In the listing below, pick out lines with "here".

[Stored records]
┏━━
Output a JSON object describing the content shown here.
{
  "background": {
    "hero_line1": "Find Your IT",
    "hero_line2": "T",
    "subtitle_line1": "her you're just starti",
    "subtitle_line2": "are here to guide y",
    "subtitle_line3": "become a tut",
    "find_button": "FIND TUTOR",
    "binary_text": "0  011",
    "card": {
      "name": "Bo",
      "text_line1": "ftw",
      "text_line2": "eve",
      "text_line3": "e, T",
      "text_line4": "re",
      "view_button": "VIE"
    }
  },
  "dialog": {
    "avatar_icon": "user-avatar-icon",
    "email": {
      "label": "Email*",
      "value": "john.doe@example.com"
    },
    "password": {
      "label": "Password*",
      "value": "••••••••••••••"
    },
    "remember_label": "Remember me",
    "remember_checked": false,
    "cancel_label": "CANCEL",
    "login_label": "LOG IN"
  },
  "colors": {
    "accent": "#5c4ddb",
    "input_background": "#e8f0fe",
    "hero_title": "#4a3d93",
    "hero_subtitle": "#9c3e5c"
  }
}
┗━━
┏━━
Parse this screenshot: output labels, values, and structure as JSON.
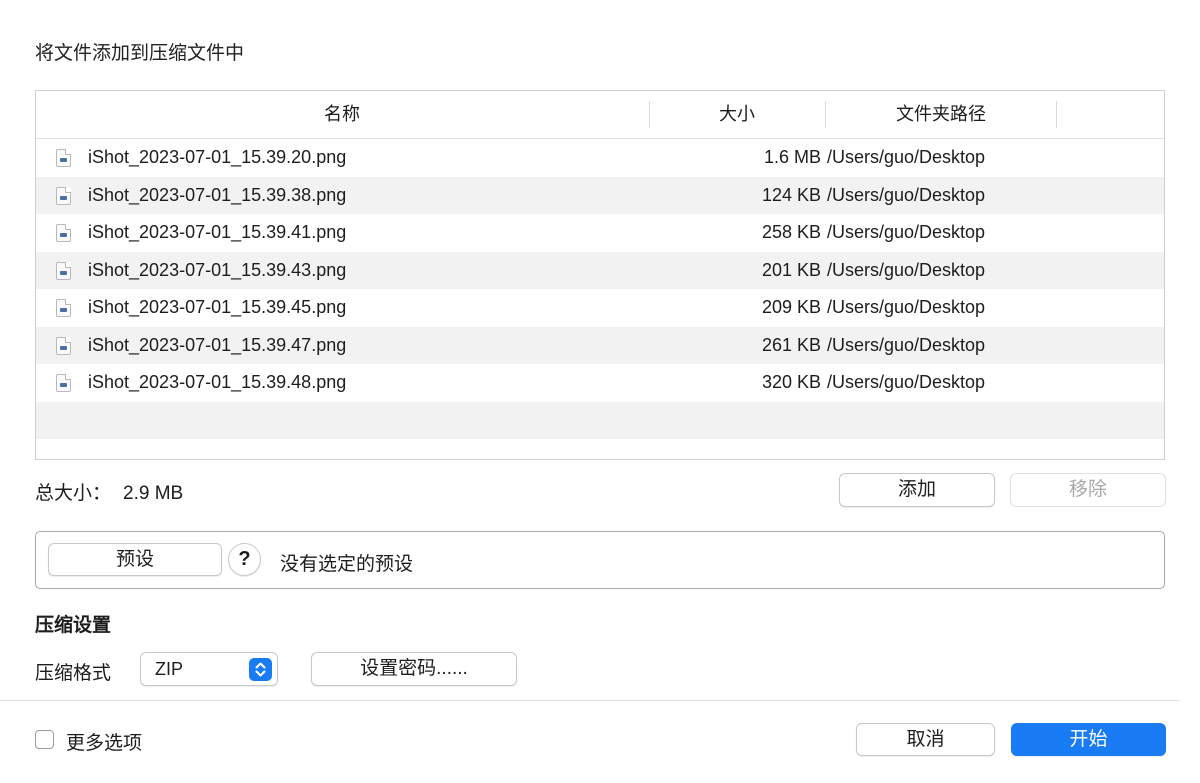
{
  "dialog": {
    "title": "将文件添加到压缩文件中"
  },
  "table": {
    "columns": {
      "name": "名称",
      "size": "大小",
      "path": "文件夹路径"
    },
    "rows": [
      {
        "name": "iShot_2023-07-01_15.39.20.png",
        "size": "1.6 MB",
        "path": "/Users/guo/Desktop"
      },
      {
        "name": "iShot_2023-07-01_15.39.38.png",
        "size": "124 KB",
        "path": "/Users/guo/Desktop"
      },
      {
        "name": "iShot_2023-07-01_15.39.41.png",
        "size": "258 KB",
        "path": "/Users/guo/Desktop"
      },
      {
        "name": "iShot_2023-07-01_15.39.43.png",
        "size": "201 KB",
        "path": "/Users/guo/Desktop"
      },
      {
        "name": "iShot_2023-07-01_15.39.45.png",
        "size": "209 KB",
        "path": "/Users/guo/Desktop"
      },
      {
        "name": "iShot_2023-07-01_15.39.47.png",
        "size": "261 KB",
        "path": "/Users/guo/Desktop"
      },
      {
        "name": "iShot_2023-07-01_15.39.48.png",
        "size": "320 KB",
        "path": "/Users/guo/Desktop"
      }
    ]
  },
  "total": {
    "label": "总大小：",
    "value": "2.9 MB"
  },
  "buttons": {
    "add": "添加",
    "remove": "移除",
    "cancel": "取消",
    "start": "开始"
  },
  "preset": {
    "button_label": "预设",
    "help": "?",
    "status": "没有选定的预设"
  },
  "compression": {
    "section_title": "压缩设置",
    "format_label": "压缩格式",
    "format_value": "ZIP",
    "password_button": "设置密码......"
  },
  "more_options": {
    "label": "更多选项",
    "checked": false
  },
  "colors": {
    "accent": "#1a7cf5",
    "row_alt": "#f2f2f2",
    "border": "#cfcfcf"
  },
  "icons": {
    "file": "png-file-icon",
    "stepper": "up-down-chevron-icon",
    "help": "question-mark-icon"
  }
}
┗━━
┏━━
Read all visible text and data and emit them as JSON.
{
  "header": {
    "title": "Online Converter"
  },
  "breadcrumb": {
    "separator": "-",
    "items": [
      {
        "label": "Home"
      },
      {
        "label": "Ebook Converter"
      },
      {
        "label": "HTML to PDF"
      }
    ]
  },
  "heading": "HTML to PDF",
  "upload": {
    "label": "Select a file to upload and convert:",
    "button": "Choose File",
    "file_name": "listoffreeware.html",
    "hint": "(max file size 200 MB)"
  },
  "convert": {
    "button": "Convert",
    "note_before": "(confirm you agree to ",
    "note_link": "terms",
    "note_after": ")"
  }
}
┗━━
■ Task result
Output a JSON object describing the content shown here.
    "subtitle_line2": "are here to guide y",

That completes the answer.